* START *

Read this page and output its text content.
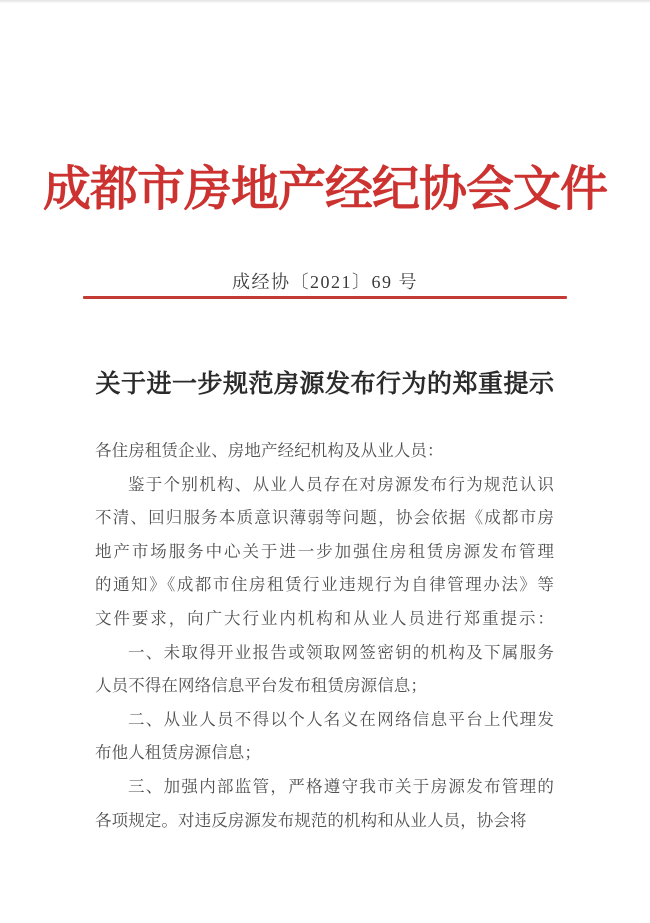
成都市房地产经纪协会文件
成经协〔2021〕69 号
关于进一步规范房源发布行为的郑重提示
各住房租赁企业、房地产经纪机构及从业人员：
鉴于个别机构、从业人员存在对房源发布行为规范认识
不清、回归服务本质意识薄弱等问题，协会依据《成都市房
地产市场服务中心关于进一步加强住房租赁房源发布管理
的通知》《成都市住房租赁行业违规行为自律管理办法》等
文件要求，向广大行业内机构和从业人员进行郑重提示：
一、未取得开业报告或领取网签密钥的机构及下属服务
人员不得在网络信息平台发布租赁房源信息；
二、从业人员不得以个人名义在网络信息平台上代理发
布他人租赁房源信息；
三、加强内部监管，严格遵守我市关于房源发布管理的
各项规定。对违反房源发布规范的机构和从业人员，协会将
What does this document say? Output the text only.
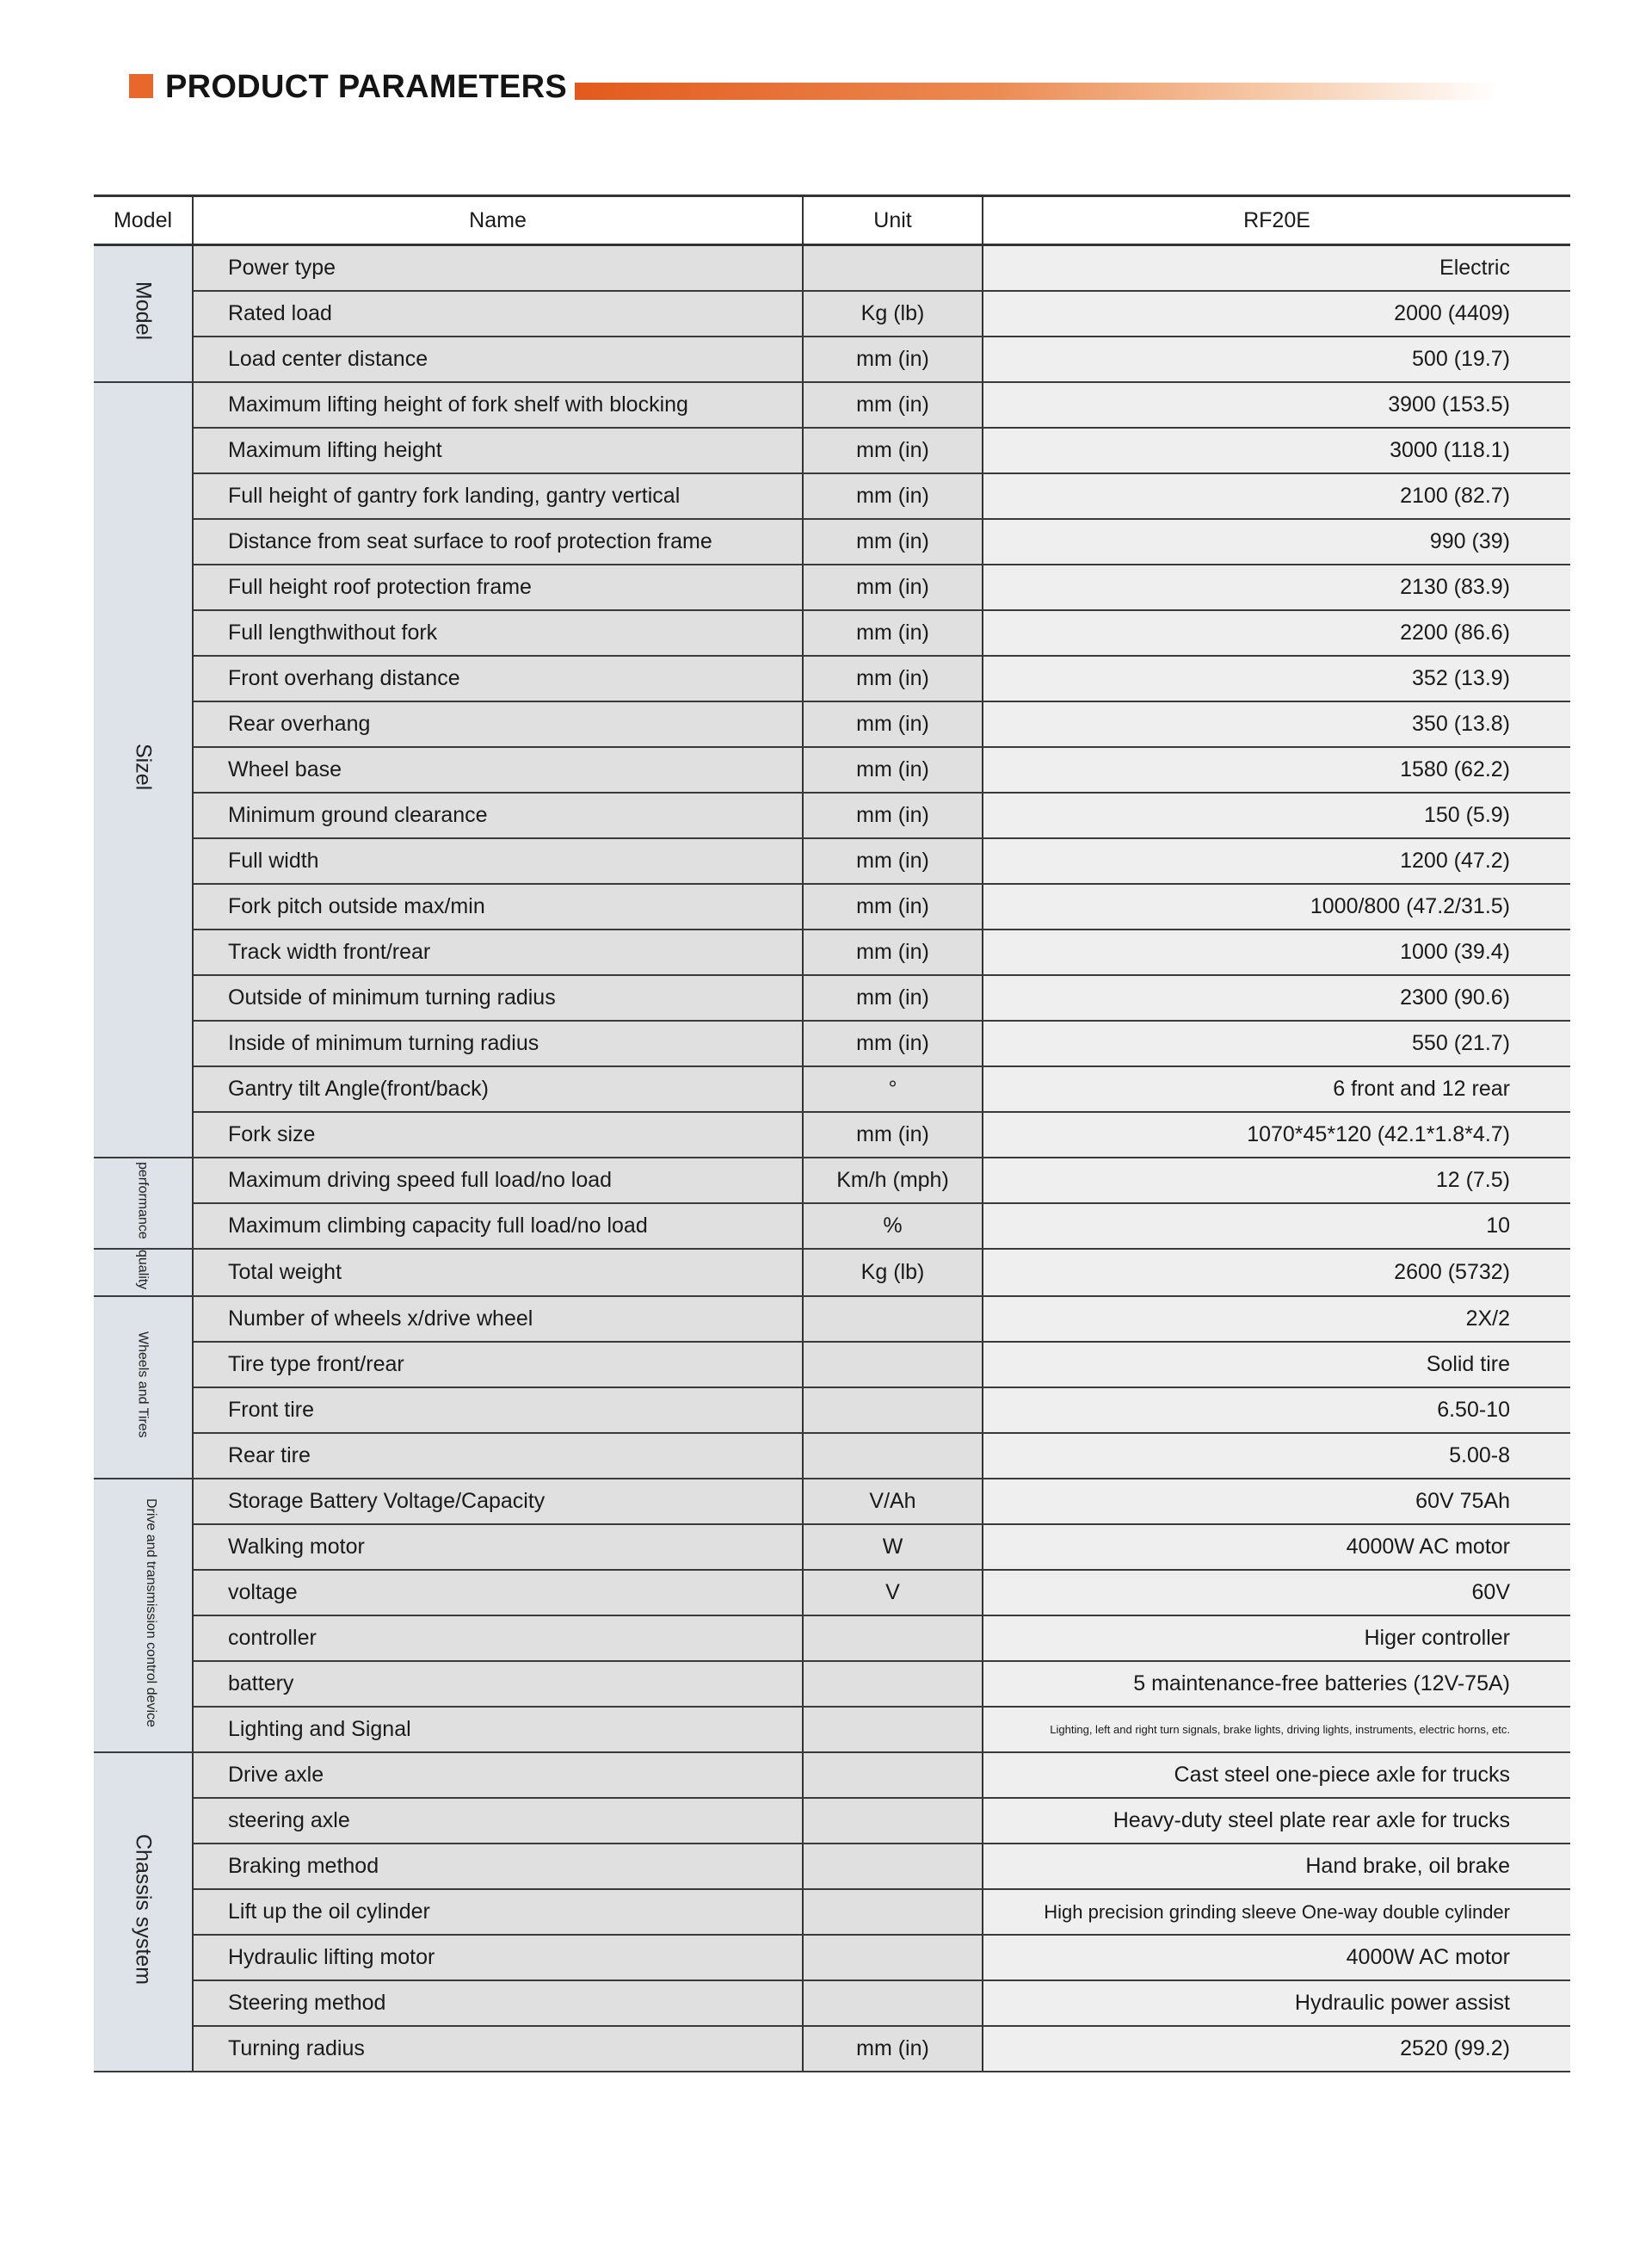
PRODUCT PARAMETERS
Model	Name	Unit	RF20E
Model	Power type		Electric
	Rated load	Kg (lb)	2000 (4409)
	Load center distance	mm (in)	500 (19.7)
Sizel	Maximum lifting height of fork shelf with blocking	mm (in)	3900 (153.5)
	Maximum lifting height	mm (in)	3000 (118.1)
	Full height of gantry fork landing, gantry vertical	mm (in)	2100 (82.7)
	Distance from seat surface to roof protection frame	mm (in)	990 (39)
	Full height roof protection frame	mm (in)	2130 (83.9)
	Full lengthwithout fork	mm (in)	2200 (86.6)
	Front overhang distance	mm (in)	352 (13.9)
	Rear overhang	mm (in)	350 (13.8)
	Wheel base	mm (in)	1580 (62.2)
	Minimum ground clearance	mm (in)	150 (5.9)
	Full width	mm (in)	1200 (47.2)
	Fork pitch outside max/min	mm (in)	1000/800 (47.2/31.5)
	Track width front/rear	mm (in)	1000 (39.4)
	Outside of minimum turning radius	mm (in)	2300 (90.6)
	Inside of minimum turning radius	mm (in)	550 (21.7)
	Gantry tilt Angle(front/back)	°	6 front and 12 rear
	Fork size	mm (in)	1070*45*120 (42.1*1.8*4.7)
performance	Maximum driving speed full load/no load	Km/h (mph)	12 (7.5)
	Maximum climbing capacity full load/no load	%	10
quality	Total weight	Kg (lb)	2600 (5732)
Wheels and Tires	Number of wheels x/drive wheel		2X/2
	Tire type front/rear		Solid tire
	Front tire		6.50-10
	Rear tire		5.00-8
Drive and transmission control device	Storage Battery Voltage/Capacity	V/Ah	60V 75Ah
	Walking motor	W	4000W AC motor
	voltage	V	60V
	controller		Higer controller
	battery		5 maintenance-free batteries (12V-75A)
	Lighting and Signal		Lighting, left and right turn signals, brake lights, driving lights, instruments, electric horns, etc.
Chassis system	Drive axle		Cast steel one-piece axle for trucks
	steering axle		Heavy-duty steel plate rear axle for trucks
	Braking method		Hand brake, oil brake
	Lift up the oil cylinder		High precision grinding sleeve One-way double cylinder
	Hydraulic lifting motor		4000W AC motor
	Steering method		Hydraulic power assist
	Turning radius	mm (in)	2520 (99.2)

* END *

- **Task requirements**: Every entry above is to be set down exactly; the pictures are to be left out.

- **Complete output**:
Read this page and output its text content.
成都市房地产经纪协会文件
成经协〔2021〕69 号
关于进一步规范房源发布行为的郑重提示
各住房租赁企业、房地产经纪机构及从业人员：
鉴于个别机构、从业人员存在对房源发布行为规范认识
不清、回归服务本质意识薄弱等问题，协会依据《成都市房
地产市场服务中心关于进一步加强住房租赁房源发布管理
的通知》《成都市住房租赁行业违规行为自律管理办法》等
文件要求，向广大行业内机构和从业人员进行郑重提示：
一、未取得开业报告或领取网签密钥的机构及下属服务
人员不得在网络信息平台发布租赁房源信息；
二、从业人员不得以个人名义在网络信息平台上代理发
布他人租赁房源信息；
三、加强内部监管，严格遵守我市关于房源发布管理的
各项规定。对违反房源发布规范的机构和从业人员，协会将
What does this document say? Output the text only.
PRODUCT PARAMETERS
Model	Name	Unit	RF20E
Model	Power type		Electric
	Rated load	Kg (lb)	2000 (4409)
	Load center distance	mm (in)	500 (19.7)
Sizel	Maximum lifting height of fork shelf with blocking	mm (in)	3900 (153.5)
	Maximum lifting height	mm (in)	3000 (118.1)
	Full height of gantry fork landing, gantry vertical	mm (in)	2100 (82.7)
	Distance from seat surface to roof protection frame	mm (in)	990 (39)
	Full height roof protection frame	mm (in)	2130 (83.9)
	Full lengthwithout fork	mm (in)	2200 (86.6)
	Front overhang distance	mm (in)	352 (13.9)
	Rear overhang	mm (in)	350 (13.8)
	Wheel base	mm (in)	1580 (62.2)
	Minimum ground clearance	mm (in)	150 (5.9)
	Full width	mm (in)	1200 (47.2)
	Fork pitch outside max/min	mm (in)	1000/800 (47.2/31.5)
	Track width front/rear	mm (in)	1000 (39.4)
	Outside of minimum turning radius	mm (in)	2300 (90.6)
	Inside of minimum turning radius	mm (in)	550 (21.7)
	Gantry tilt Angle(front/back)	°	6 front and 12 rear
	Fork size	mm (in)	1070*45*120 (42.1*1.8*4.7)
performance	Maximum driving speed full load/no load	Km/h (mph)	12 (7.5)
	Maximum climbing capacity full load/no load	%	10
quality	Total weight	Kg (lb)	2600 (5732)
Wheels and Tires	Number of wheels x/drive wheel		2X/2
	Tire type front/rear		Solid tire
	Front tire		6.50-10
	Rear tire		5.00-8
Drive and transmission control device	Storage Battery Voltage/Capacity	V/Ah	60V 75Ah
	Walking motor	W	4000W AC motor
	voltage	V	60V
	controller		Higer controller
	battery		5 maintenance-free batteries (12V-75A)
	Lighting and Signal		Lighting, left and right turn signals, brake lights, driving lights, instruments, electric horns, etc.
Chassis system	Drive axle		Cast steel one-piece axle for trucks
	steering axle		Heavy-duty steel plate rear axle for trucks
	Braking method		Hand brake, oil brake
	Lift up the oil cylinder		High precision grinding sleeve One-way double cylinder
	Hydraulic lifting motor		4000W AC motor
	Steering method		Hydraulic power assist
	Turning radius	mm (in)	2520 (99.2)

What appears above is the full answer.